---------- Records supplied

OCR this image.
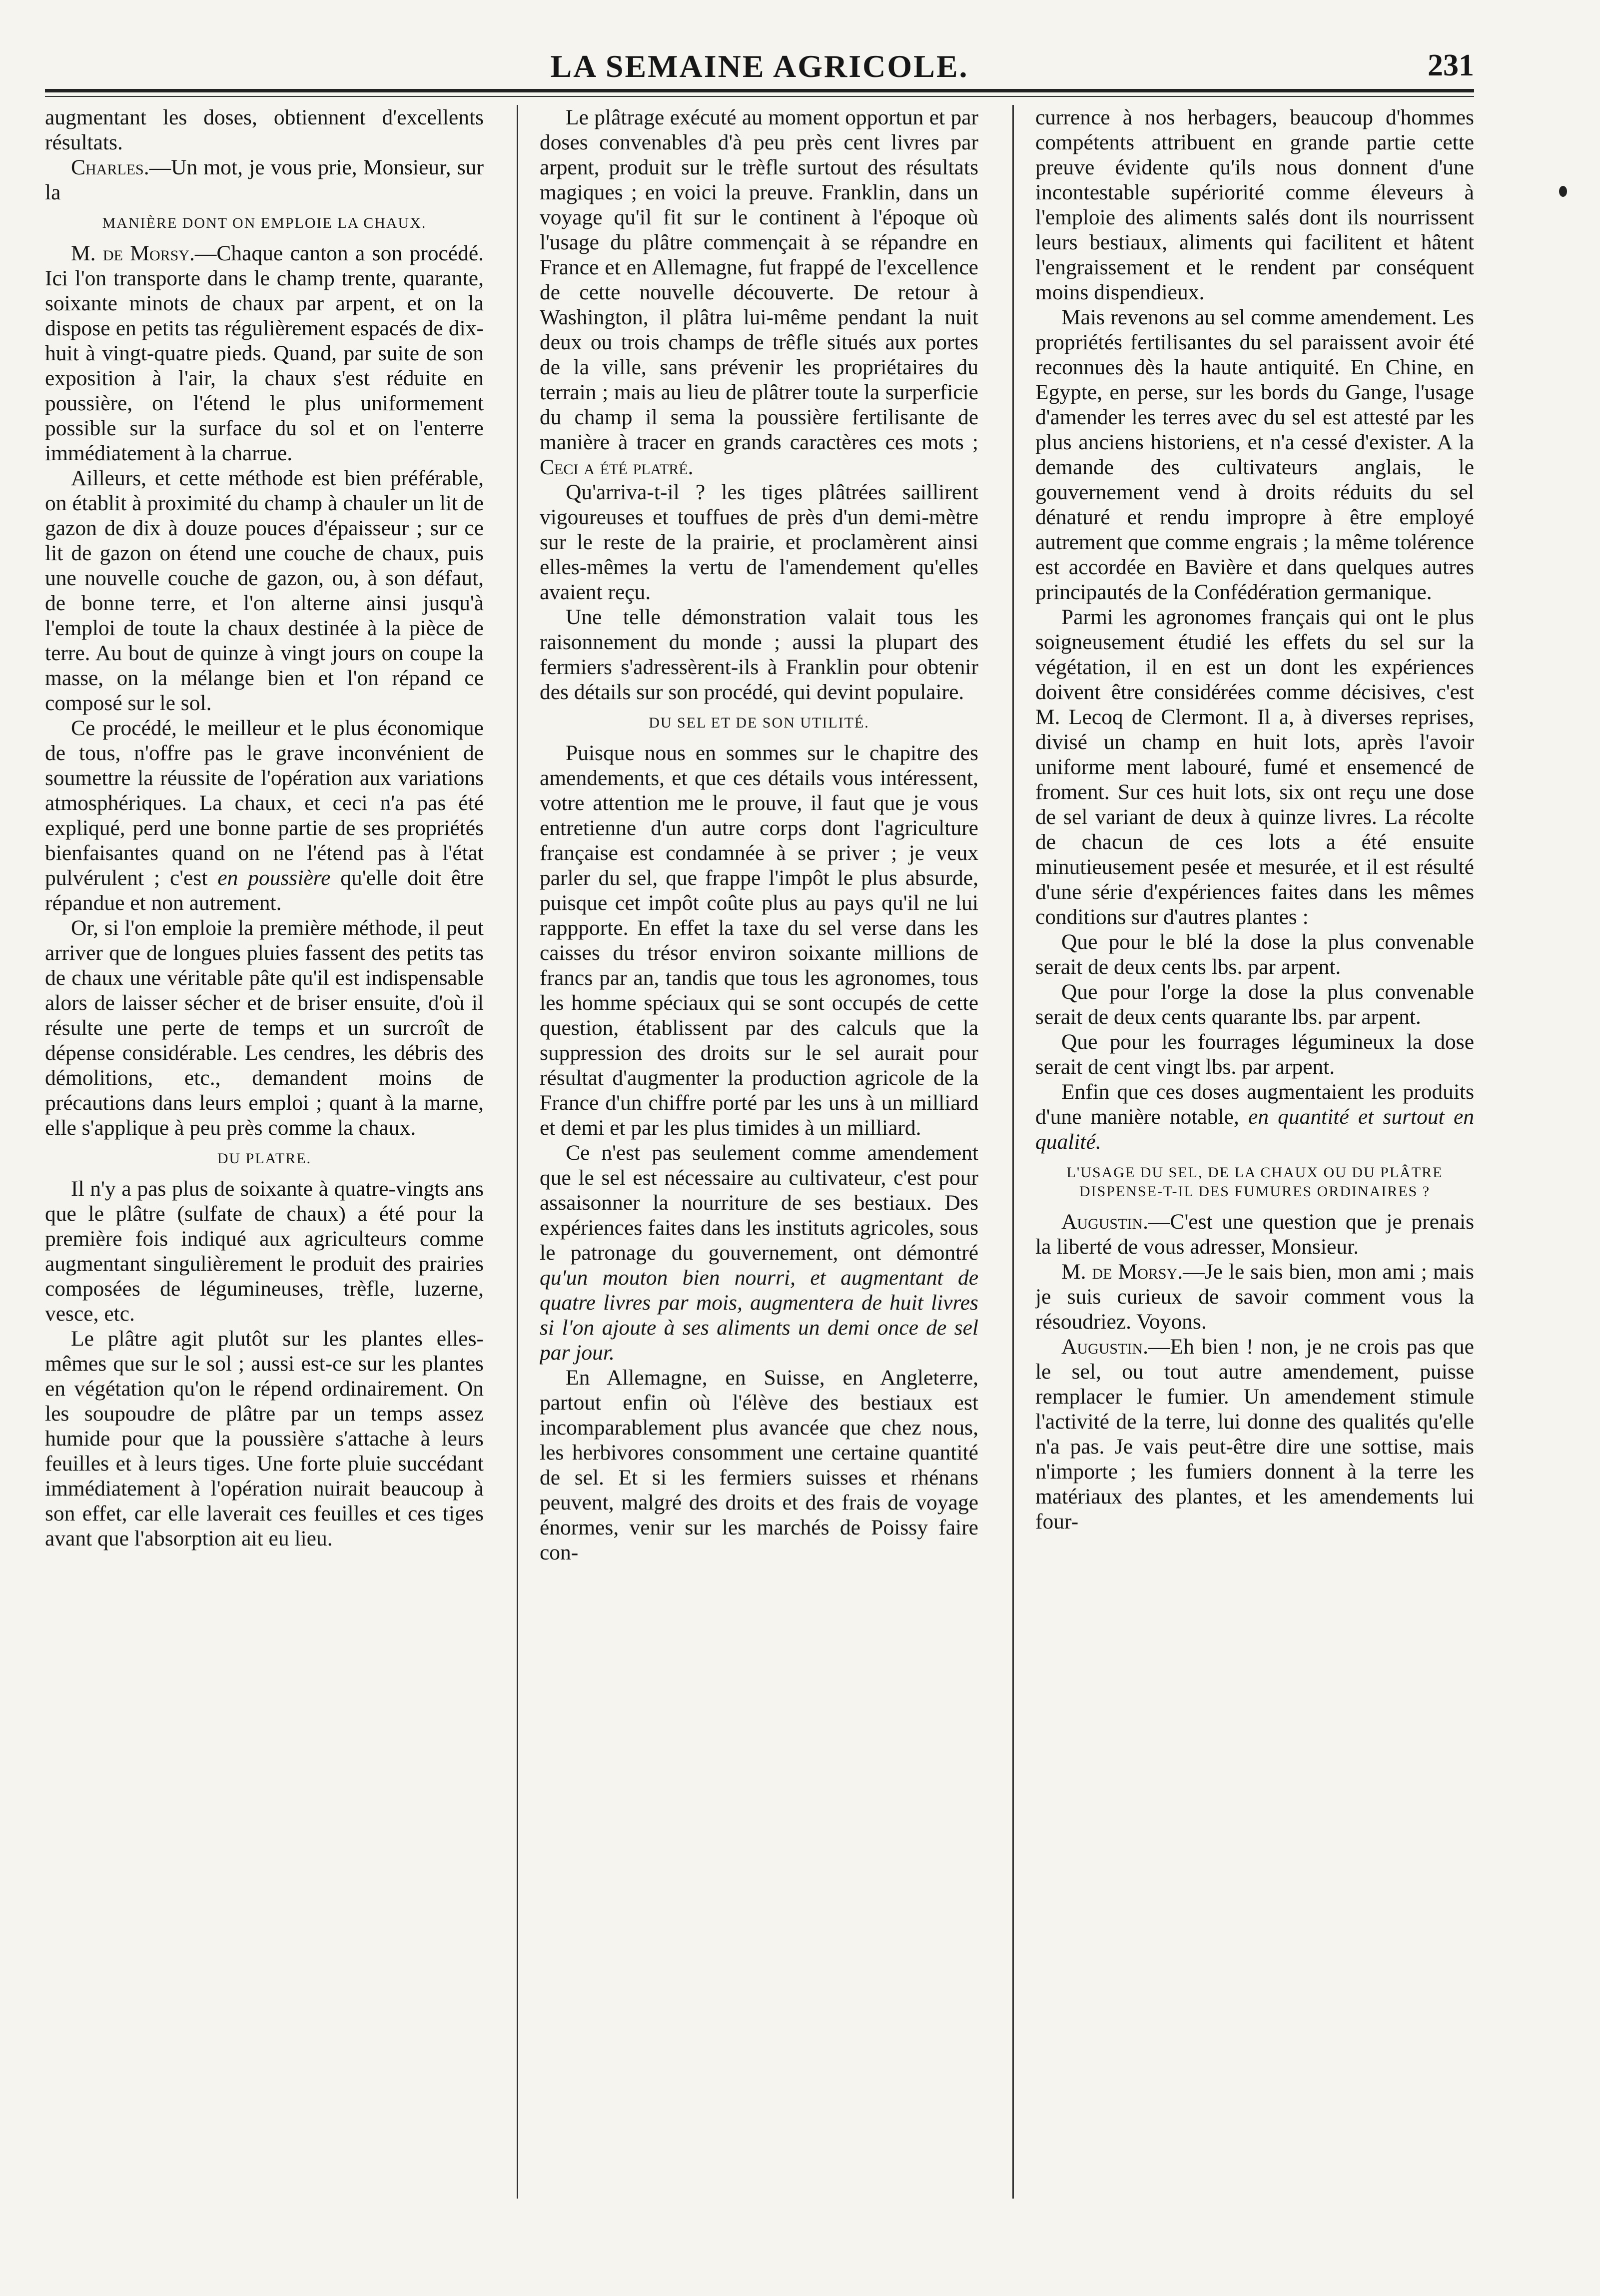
LA SEMAINE AGRICOLE.	231

augmentant les doses, obtiennent d'excellents résultats.

Charles.—Un mot, je vous prie, Monsieur, sur la

MANIÈRE DONT ON EMPLOIE LA CHAUX.

M. de Morsy.—Chaque canton a son procédé. Ici l'on transporte dans le champ trente, quarante, soixante minots de chaux par arpent, et on la dispose en petits tas régulièrement espacés de dix-huit à vingt-quatre pieds. Quand, par suite de son exposition à l'air, la chaux s'est réduite en poussière, on l'étend le plus uniformement possible sur la surface du sol et on l'enterre immédiatement à la charrue.

Ailleurs, et cette méthode est bien préférable, on établit à proximité du champ à chauler un lit de gazon de dix à douze pouces d'épaisseur ; sur ce lit de gazon on étend une couche de chaux, puis une nouvelle couche de gazon, ou, à son défaut, de bonne terre, et l'on alterne ainsi jusqu'à l'emploi de toute la chaux destinée à la pièce de terre. Au bout de quinze à vingt jours on coupe la masse, on la mélange bien et l'on répand ce composé sur le sol.

Ce procédé, le meilleur et le plus économique de tous, n'offre pas le grave inconvénient de soumettre la réussite de l'opération aux variations atmosphériques. La chaux, et ceci n'a pas été expliqué, perd une bonne partie de ses propriétés bienfaisantes quand on ne l'étend pas à l'état pulvérulent ; c'est en poussière qu'elle doit être répandue et non autrement.

Or, si l'on emploie la première méthode, il peut arriver que de longues pluies fassent des petits tas de chaux une véritable pâte qu'il est indispensable alors de laisser sécher et de briser ensuite, d'où il résulte une perte de temps et un surcroît de dépense considérable. Les cendres, les débris des démolitions, etc., demandent moins de précautions dans leurs emploi ; quant à la marne, elle s'applique à peu près comme la chaux.

DU PLATRE.

Il n'y a pas plus de soixante à quatre-vingts ans que le plâtre (sulfate de chaux) a été pour la première fois indiqué aux agriculteurs comme augmentant singulièrement le produit des prairies composées de légumineuses, trèfle, luzerne, vesce, etc.

Le plâtre agit plutôt sur les plantes elles-mêmes que sur le sol ; aussi est-ce sur les plantes en végétation qu'on le répend ordinairement. On les soupoudre de plâtre par un temps assez humide pour que la poussière s'attache à leurs feuilles et à leurs tiges. Une forte pluie succédant immédiatement à l'opération nuirait beaucoup à son effet, car elle laverait ces feuilles et ces tiges avant que l'absorption ait eu lieu.

Le plâtrage exécuté au moment opportun et par doses convenables d'à peu près cent livres par arpent, produit sur le trèfle surtout des résultats magiques ; en voici la preuve. Franklin, dans un voyage qu'il fit sur le continent à l'époque où l'usage du plâtre commençait à se répandre en France et en Allemagne, fut frappé de l'excellence de cette nouvelle découverte. De retour à Washington, il plâtra lui-même pendant la nuit deux ou trois champs de trêfle situés aux portes de la ville, sans prévenir les propriétaires du terrain ; mais au lieu de plâtrer toute la surperficie du champ il sema la poussière fertilisante de manière à tracer en grands caractères ces mots ; Ceci a été platré.

Qu'arriva-t-il ? les tiges plâtrées saillirent vigoureuses et touffues de près d'un demi-mètre sur le reste de la prairie, et proclamèrent ainsi elles-mêmes la vertu de l'amendement qu'elles avaient reçu.

Une telle démonstration valait tous les raisonnement du monde ; aussi la plupart des fermiers s'adressèrent-ils à Franklin pour obtenir des détails sur son procédé, qui devint populaire.

DU SEL ET DE SON UTILITÉ.

Puisque nous en sommes sur le chapitre des amendements, et que ces détails vous intéressent, votre attention me le prouve, il faut que je vous entretienne d'un autre corps dont l'agriculture française est condamnée à se priver ; je veux parler du sel, que frappe l'impôt le plus absurde, puisque cet impôt coûte plus au pays qu'il ne lui rappporte. En effet la taxe du sel verse dans les caisses du trésor environ soixante millions de francs par an, tandis que tous les agronomes, tous les homme spéciaux qui se sont occupés de cette question, établissent par des calculs que la suppression des droits sur le sel aurait pour résultat d'augmenter la production agricole de la France d'un chiffre porté par les uns à un milliard et demi et par les plus timides à un milliard.

Ce n'est pas seulement comme amendement que le sel est nécessaire au cultivateur, c'est pour assaisonner la nourriture de ses bestiaux. Des expériences faites dans les instituts agricoles, sous le patronage du gouvernement, ont démontré qu'un mouton bien nourri, et augmentant de quatre livres par mois, augmentera de huit livres si l'on ajoute à ses aliments un demi once de sel par jour.

En Allemagne, en Suisse, en Angleterre, partout enfin où l'élève des bestiaux est incomparablement plus avancée que chez nous, les herbivores consomment une certaine quantité de sel. Et si les fermiers suisses et rhénans peuvent, malgré des droits et des frais de voyage énormes, venir sur les marchés de Poissy faire con-

currence à nos herbagers, beaucoup d'hommes compétents attribuent en grande partie cette preuve évidente qu'ils nous donnent d'une incontestable supériorité comme éleveurs à l'emploie des aliments salés dont ils nourrissent leurs bestiaux, aliments qui facilitent et hâtent l'engraissement et le rendent par conséquent moins dispendieux.

Mais revenons au sel comme amendement. Les propriétés fertilisantes du sel paraissent avoir été reconnues dès la haute antiquité. En Chine, en Egypte, en perse, sur les bords du Gange, l'usage d'amender les terres avec du sel est attesté par les plus anciens historiens, et n'a cessé d'exister. A la demande des cultivateurs anglais, le gouvernement vend à droits réduits du sel dénaturé et rendu impropre à être employé autrement que comme engrais ; la même tolérence est accordée en Bavière et dans quelques autres principautés de la Confédération germanique.

Parmi les agronomes français qui ont le plus soigneusement étudié les effets du sel sur la végétation, il en est un dont les expériences doivent être considérées comme décisives, c'est M. Lecoq de Clermont. Il a, à diverses reprises, divisé un champ en huit lots, après l'avoir uniforme ment labouré, fumé et ensemencé de froment. Sur ces huit lots, six ont reçu une dose de sel variant de deux à quinze livres. La récolte de chacun de ces lots a été ensuite minutieusement pesée et mesurée, et il est résulté d'une série d'expériences faites dans les mêmes conditions sur d'autres plantes :

Que pour le blé la dose la plus convenable serait de deux cents lbs. par arpent.

Que pour l'orge la dose la plus convenable serait de deux cents quarante lbs. par arpent.

Que pour les fourrages légumineux la dose serait de cent vingt lbs. par arpent.

Enfin que ces doses augmentaient les produits d'une manière notable, en quantité et surtout en qualité.

L'USAGE DU SEL, DE LA CHAUX OU DU PLÂTRE DISPENSE-T-IL DES FUMURES ORDINAIRES ?

Augustin.—C'est une question que je prenais la liberté de vous adresser, Monsieur.

M. de Morsy.—Je le sais bien, mon ami ; mais je suis curieux de savoir comment vous la résoudriez. Voyons.

Augustin.—Eh bien ! non, je ne crois pas que le sel, ou tout autre amendement, puisse remplacer le fumier. Un amendement stimule l'activité de la terre, lui donne des qualités qu'elle n'a pas. Je vais peut-être dire une sottise, mais n'importe ; les fumiers donnent à la terre les matériaux des plantes, et les amendements lui four-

--------------------

__Stated goal__
Copy out the listing exactly as it stands, but not the pictures.

__The answer__
OCR this image.
LA SEMAINE AGRICOLE.	231

augmentant les doses, obtiennent d'excellents résultats.

Charles.—Un mot, je vous prie, Monsieur, sur la

MANIÈRE DONT ON EMPLOIE LA CHAUX.

M. de Morsy.—Chaque canton a son procédé. Ici l'on transporte dans le champ trente, quarante, soixante minots de chaux par arpent, et on la dispose en petits tas régulièrement espacés de dix-huit à vingt-quatre pieds. Quand, par suite de son exposition à l'air, la chaux s'est réduite en poussière, on l'étend le plus uniformement possible sur la surface du sol et on l'enterre immédiatement à la charrue.

Ailleurs, et cette méthode est bien préférable, on établit à proximité du champ à chauler un lit de gazon de dix à douze pouces d'épaisseur ; sur ce lit de gazon on étend une couche de chaux, puis une nouvelle couche de gazon, ou, à son défaut, de bonne terre, et l'on alterne ainsi jusqu'à l'emploi de toute la chaux destinée à la pièce de terre. Au bout de quinze à vingt jours on coupe la masse, on la mélange bien et l'on répand ce composé sur le sol.

Ce procédé, le meilleur et le plus économique de tous, n'offre pas le grave inconvénient de soumettre la réussite de l'opération aux variations atmosphériques. La chaux, et ceci n'a pas été expliqué, perd une bonne partie de ses propriétés bienfaisantes quand on ne l'étend pas à l'état pulvérulent ; c'est en poussière qu'elle doit être répandue et non autrement.

Or, si l'on emploie la première méthode, il peut arriver que de longues pluies fassent des petits tas de chaux une véritable pâte qu'il est indispensable alors de laisser sécher et de briser ensuite, d'où il résulte une perte de temps et un surcroît de dépense considérable. Les cendres, les débris des démolitions, etc., demandent moins de précautions dans leurs emploi ; quant à la marne, elle s'applique à peu près comme la chaux.

DU PLATRE.

Il n'y a pas plus de soixante à quatre-vingts ans que le plâtre (sulfate de chaux) a été pour la première fois indiqué aux agriculteurs comme augmentant singulièrement le produit des prairies composées de légumineuses, trèfle, luzerne, vesce, etc.

Le plâtre agit plutôt sur les plantes elles-mêmes que sur le sol ; aussi est-ce sur les plantes en végétation qu'on le répend ordinairement. On les soupoudre de plâtre par un temps assez humide pour que la poussière s'attache à leurs feuilles et à leurs tiges. Une forte pluie succédant immédiatement à l'opération nuirait beaucoup à son effet, car elle laverait ces feuilles et ces tiges avant que l'absorption ait eu lieu.

Le plâtrage exécuté au moment opportun et par doses convenables d'à peu près cent livres par arpent, produit sur le trèfle surtout des résultats magiques ; en voici la preuve. Franklin, dans un voyage qu'il fit sur le continent à l'époque où l'usage du plâtre commençait à se répandre en France et en Allemagne, fut frappé de l'excellence de cette nouvelle découverte. De retour à Washington, il plâtra lui-même pendant la nuit deux ou trois champs de trêfle situés aux portes de la ville, sans prévenir les propriétaires du terrain ; mais au lieu de plâtrer toute la surperficie du champ il sema la poussière fertilisante de manière à tracer en grands caractères ces mots ; Ceci a été platré.

Qu'arriva-t-il ? les tiges plâtrées saillirent vigoureuses et touffues de près d'un demi-mètre sur le reste de la prairie, et proclamèrent ainsi elles-mêmes la vertu de l'amendement qu'elles avaient reçu.

Une telle démonstration valait tous les raisonnement du monde ; aussi la plupart des fermiers s'adressèrent-ils à Franklin pour obtenir des détails sur son procédé, qui devint populaire.

DU SEL ET DE SON UTILITÉ.

Puisque nous en sommes sur le chapitre des amendements, et que ces détails vous intéressent, votre attention me le prouve, il faut que je vous entretienne d'un autre corps dont l'agriculture française est condamnée à se priver ; je veux parler du sel, que frappe l'impôt le plus absurde, puisque cet impôt coûte plus au pays qu'il ne lui rappporte. En effet la taxe du sel verse dans les caisses du trésor environ soixante millions de francs par an, tandis que tous les agronomes, tous les homme spéciaux qui se sont occupés de cette question, établissent par des calculs que la suppression des droits sur le sel aurait pour résultat d'augmenter la production agricole de la France d'un chiffre porté par les uns à un milliard et demi et par les plus timides à un milliard.

Ce n'est pas seulement comme amendement que le sel est nécessaire au cultivateur, c'est pour assaisonner la nourriture de ses bestiaux. Des expériences faites dans les instituts agricoles, sous le patronage du gouvernement, ont démontré qu'un mouton bien nourri, et augmentant de quatre livres par mois, augmentera de huit livres si l'on ajoute à ses aliments un demi once de sel par jour.

En Allemagne, en Suisse, en Angleterre, partout enfin où l'élève des bestiaux est incomparablement plus avancée que chez nous, les herbivores consomment une certaine quantité de sel. Et si les fermiers suisses et rhénans peuvent, malgré des droits et des frais de voyage énormes, venir sur les marchés de Poissy faire con-

currence à nos herbagers, beaucoup d'hommes compétents attribuent en grande partie cette preuve évidente qu'ils nous donnent d'une incontestable supériorité comme éleveurs à l'emploie des aliments salés dont ils nourrissent leurs bestiaux, aliments qui facilitent et hâtent l'engraissement et le rendent par conséquent moins dispendieux.

Mais revenons au sel comme amendement. Les propriétés fertilisantes du sel paraissent avoir été reconnues dès la haute antiquité. En Chine, en Egypte, en perse, sur les bords du Gange, l'usage d'amender les terres avec du sel est attesté par les plus anciens historiens, et n'a cessé d'exister. A la demande des cultivateurs anglais, le gouvernement vend à droits réduits du sel dénaturé et rendu impropre à être employé autrement que comme engrais ; la même tolérence est accordée en Bavière et dans quelques autres principautés de la Confédération germanique.

Parmi les agronomes français qui ont le plus soigneusement étudié les effets du sel sur la végétation, il en est un dont les expériences doivent être considérées comme décisives, c'est M. Lecoq de Clermont. Il a, à diverses reprises, divisé un champ en huit lots, après l'avoir uniforme ment labouré, fumé et ensemencé de froment. Sur ces huit lots, six ont reçu une dose de sel variant de deux à quinze livres. La récolte de chacun de ces lots a été ensuite minutieusement pesée et mesurée, et il est résulté d'une série d'expériences faites dans les mêmes conditions sur d'autres plantes :

Que pour le blé la dose la plus convenable serait de deux cents lbs. par arpent.

Que pour l'orge la dose la plus convenable serait de deux cents quarante lbs. par arpent.

Que pour les fourrages légumineux la dose serait de cent vingt lbs. par arpent.

Enfin que ces doses augmentaient les produits d'une manière notable, en quantité et surtout en qualité.

L'USAGE DU SEL, DE LA CHAUX OU DU PLÂTRE DISPENSE-T-IL DES FUMURES ORDINAIRES ?

Augustin.—C'est une question que je prenais la liberté de vous adresser, Monsieur.

M. de Morsy.—Je le sais bien, mon ami ; mais je suis curieux de savoir comment vous la résoudriez. Voyons.

Augustin.—Eh bien ! non, je ne crois pas que le sel, ou tout autre amendement, puisse remplacer le fumier. Un amendement stimule l'activité de la terre, lui donne des qualités qu'elle n'a pas. Je vais peut-être dire une sottise, mais n'importe ; les fumiers donnent à la terre les matériaux des plantes, et les amendements lui four-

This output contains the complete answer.